*BRIEF*
Return the entries below in their exact form, leaving the pictures out.

(Extracted data entries)
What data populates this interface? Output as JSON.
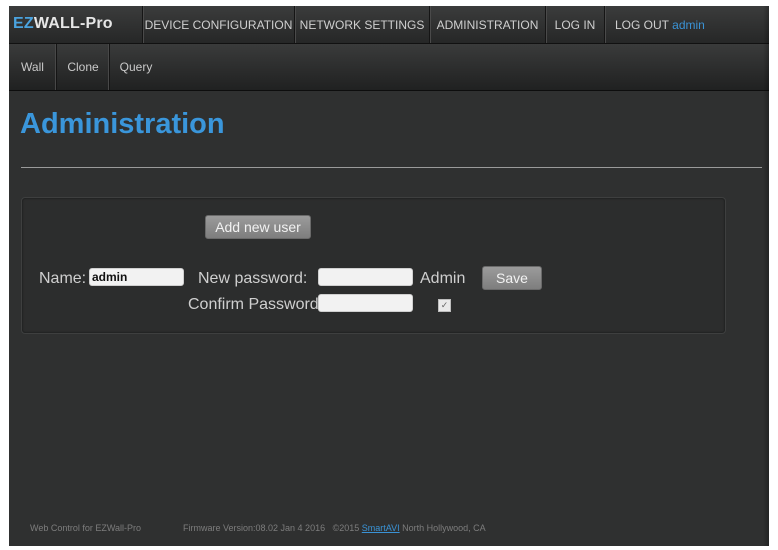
{
  "header": {
    "logo_ez": "EZ",
    "logo_rest": "WALL-Pro",
    "nav": {
      "device_configuration": "DEVICE CONFIGURATION",
      "network_settings": "NETWORK SETTINGS",
      "administration": "ADMINISTRATION",
      "log_in": "LOG IN",
      "log_out": "LOG OUT",
      "current_user": "admin"
    }
  },
  "subnav": {
    "wall": "Wall",
    "clone": "Clone",
    "query": "Query"
  },
  "page": {
    "title": "Administration"
  },
  "form": {
    "add_user_label": "Add new user",
    "name_label": "Name:",
    "name_value": "admin",
    "new_password_label": "New password:",
    "new_password_value": "",
    "confirm_password_label": "Confirm Password",
    "confirm_password_value": "",
    "admin_label": "Admin",
    "admin_checked": true,
    "save_label": "Save"
  },
  "footer": {
    "web_control": "Web Control for EZWall-Pro",
    "firmware": "Firmware Version:08.02 Jan 4 2016",
    "copyright": "©2015",
    "company": "SmartAVI",
    "location": "North Hollywood, CA"
  },
  "colors": {
    "accent": "#3a96db",
    "background": "#2f3030",
    "nav_background": "#2a2b2b",
    "button": "#8c8c8c"
  }
}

*RESULT FOR THIS TASK*
What data populates this interface? Output as JSON.
{
  "header": {
    "logo_ez": "EZ",
    "logo_rest": "WALL-Pro",
    "nav": {
      "device_configuration": "DEVICE CONFIGURATION",
      "network_settings": "NETWORK SETTINGS",
      "administration": "ADMINISTRATION",
      "log_in": "LOG IN",
      "log_out": "LOG OUT",
      "current_user": "admin"
    }
  },
  "subnav": {
    "wall": "Wall",
    "clone": "Clone",
    "query": "Query"
  },
  "page": {
    "title": "Administration"
  },
  "form": {
    "add_user_label": "Add new user",
    "name_label": "Name:",
    "name_value": "admin",
    "new_password_label": "New password:",
    "new_password_value": "",
    "confirm_password_label": "Confirm Password",
    "confirm_password_value": "",
    "admin_label": "Admin",
    "admin_checked": true,
    "save_label": "Save"
  },
  "footer": {
    "web_control": "Web Control for EZWall-Pro",
    "firmware": "Firmware Version:08.02 Jan 4 2016",
    "copyright": "©2015",
    "company": "SmartAVI",
    "location": "North Hollywood, CA"
  },
  "colors": {
    "accent": "#3a96db",
    "background": "#2f3030",
    "nav_background": "#2a2b2b",
    "button": "#8c8c8c"
  }
}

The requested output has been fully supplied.